## Exercise description
All records below must be retyped exactly.

----- Input for this task -----

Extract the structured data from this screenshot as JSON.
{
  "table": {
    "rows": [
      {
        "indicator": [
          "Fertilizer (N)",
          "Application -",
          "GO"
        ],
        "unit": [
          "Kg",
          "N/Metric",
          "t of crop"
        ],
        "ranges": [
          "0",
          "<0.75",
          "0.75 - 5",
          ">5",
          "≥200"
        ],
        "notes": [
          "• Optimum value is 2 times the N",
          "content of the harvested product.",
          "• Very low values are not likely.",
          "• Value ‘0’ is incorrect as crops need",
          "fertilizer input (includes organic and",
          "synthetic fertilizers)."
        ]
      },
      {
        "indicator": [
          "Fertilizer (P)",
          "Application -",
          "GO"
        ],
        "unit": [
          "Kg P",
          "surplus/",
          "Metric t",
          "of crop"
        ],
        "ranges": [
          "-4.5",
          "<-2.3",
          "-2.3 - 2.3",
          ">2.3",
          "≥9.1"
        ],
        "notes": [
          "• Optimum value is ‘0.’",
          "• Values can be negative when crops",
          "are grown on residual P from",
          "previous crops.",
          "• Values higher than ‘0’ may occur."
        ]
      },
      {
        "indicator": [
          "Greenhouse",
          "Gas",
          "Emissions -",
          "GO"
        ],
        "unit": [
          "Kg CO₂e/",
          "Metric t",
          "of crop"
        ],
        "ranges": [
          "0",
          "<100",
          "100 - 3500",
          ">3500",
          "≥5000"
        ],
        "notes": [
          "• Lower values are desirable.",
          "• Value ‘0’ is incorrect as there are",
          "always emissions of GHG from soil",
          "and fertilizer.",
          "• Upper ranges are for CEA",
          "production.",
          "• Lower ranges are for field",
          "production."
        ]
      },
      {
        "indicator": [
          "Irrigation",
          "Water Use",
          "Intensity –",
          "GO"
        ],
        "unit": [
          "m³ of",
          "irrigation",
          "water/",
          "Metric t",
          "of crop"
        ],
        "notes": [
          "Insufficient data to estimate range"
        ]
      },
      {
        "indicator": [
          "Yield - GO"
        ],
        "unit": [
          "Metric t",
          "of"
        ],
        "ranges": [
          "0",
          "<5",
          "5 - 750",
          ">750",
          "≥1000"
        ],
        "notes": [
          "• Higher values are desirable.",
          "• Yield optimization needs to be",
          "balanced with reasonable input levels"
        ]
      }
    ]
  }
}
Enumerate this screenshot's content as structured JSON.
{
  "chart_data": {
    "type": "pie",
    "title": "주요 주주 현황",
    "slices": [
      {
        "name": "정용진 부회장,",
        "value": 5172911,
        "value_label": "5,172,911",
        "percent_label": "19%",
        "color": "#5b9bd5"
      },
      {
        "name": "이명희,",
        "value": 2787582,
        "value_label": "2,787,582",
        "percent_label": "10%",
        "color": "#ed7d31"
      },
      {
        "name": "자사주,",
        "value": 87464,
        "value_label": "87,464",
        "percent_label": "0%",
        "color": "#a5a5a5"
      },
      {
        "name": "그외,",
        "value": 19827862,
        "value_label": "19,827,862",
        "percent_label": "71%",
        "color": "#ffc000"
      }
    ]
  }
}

-----

## Expected answer
Extract the structured data from this screenshot as JSON.
{
  "table": {
    "rows": [
      {
        "indicator": [
          "Fertilizer (N)",
          "Application -",
          "GO"
        ],
        "unit": [
          "Kg",
          "N/Metric",
          "t of crop"
        ],
        "ranges": [
          "0",
          "<0.75",
          "0.75 - 5",
          ">5",
          "≥200"
        ],
        "notes": [
          "• Optimum value is 2 times the N",
          "content of the harvested product.",
          "• Very low values are not likely.",
          "• Value ‘0’ is incorrect as crops need",
          "fertilizer input (includes organic and",
          "synthetic fertilizers)."
        ]
      },
      {
        "indicator": [
          "Fertilizer (P)",
          "Application -",
          "GO"
        ],
        "unit": [
          "Kg P",
          "surplus/",
          "Metric t",
          "of crop"
        ],
        "ranges": [
          "-4.5",
          "<-2.3",
          "-2.3 - 2.3",
          ">2.3",
          "≥9.1"
        ],
        "notes": [
          "• Optimum value is ‘0.’",
          "• Values can be negative when crops",
          "are grown on residual P from",
          "previous crops.",
          "• Values higher than ‘0’ may occur."
        ]
      },
      {
        "indicator": [
          "Greenhouse",
          "Gas",
          "Emissions -",
          "GO"
        ],
        "unit": [
          "Kg CO₂e/",
          "Metric t",
          "of crop"
        ],
        "ranges": [
          "0",
          "<100",
          "100 - 3500",
          ">3500",
          "≥5000"
        ],
        "notes": [
          "• Lower values are desirable.",
          "• Value ‘0’ is incorrect as there are",
          "always emissions of GHG from soil",
          "and fertilizer.",
          "• Upper ranges are for CEA",
          "production.",
          "• Lower ranges are for field",
          "production."
        ]
      },
      {
        "indicator": [
          "Irrigation",
          "Water Use",
          "Intensity –",
          "GO"
        ],
        "unit": [
          "m³ of",
          "irrigation",
          "water/",
          "Metric t",
          "of crop"
        ],
        "notes": [
          "Insufficient data to estimate range"
        ]
      },
      {
        "indicator": [
          "Yield - GO"
        ],
        "unit": [
          "Metric t",
          "of"
        ],
        "ranges": [
          "0",
          "<5",
          "5 - 750",
          ">750",
          "≥1000"
        ],
        "notes": [
          "• Higher values are desirable.",
          "• Yield optimization needs to be",
          "balanced with reasonable input levels"
        ]
      }
    ]
  }
}
Enumerate this screenshot's content as structured JSON.
{
  "chart_data": {
    "type": "pie",
    "title": "주요 주주 현황",
    "slices": [
      {
        "name": "정용진 부회장,",
        "value": 5172911,
        "value_label": "5,172,911",
        "percent_label": "19%",
        "color": "#5b9bd5"
      },
      {
        "name": "이명희,",
        "value": 2787582,
        "value_label": "2,787,582",
        "percent_label": "10%",
        "color": "#ed7d31"
      },
      {
        "name": "자사주,",
        "value": 87464,
        "value_label": "87,464",
        "percent_label": "0%",
        "color": "#a5a5a5"
      },
      {
        "name": "그외,",
        "value": 19827862,
        "value_label": "19,827,862",
        "percent_label": "71%",
        "color": "#ffc000"
      }
    ]
  }
}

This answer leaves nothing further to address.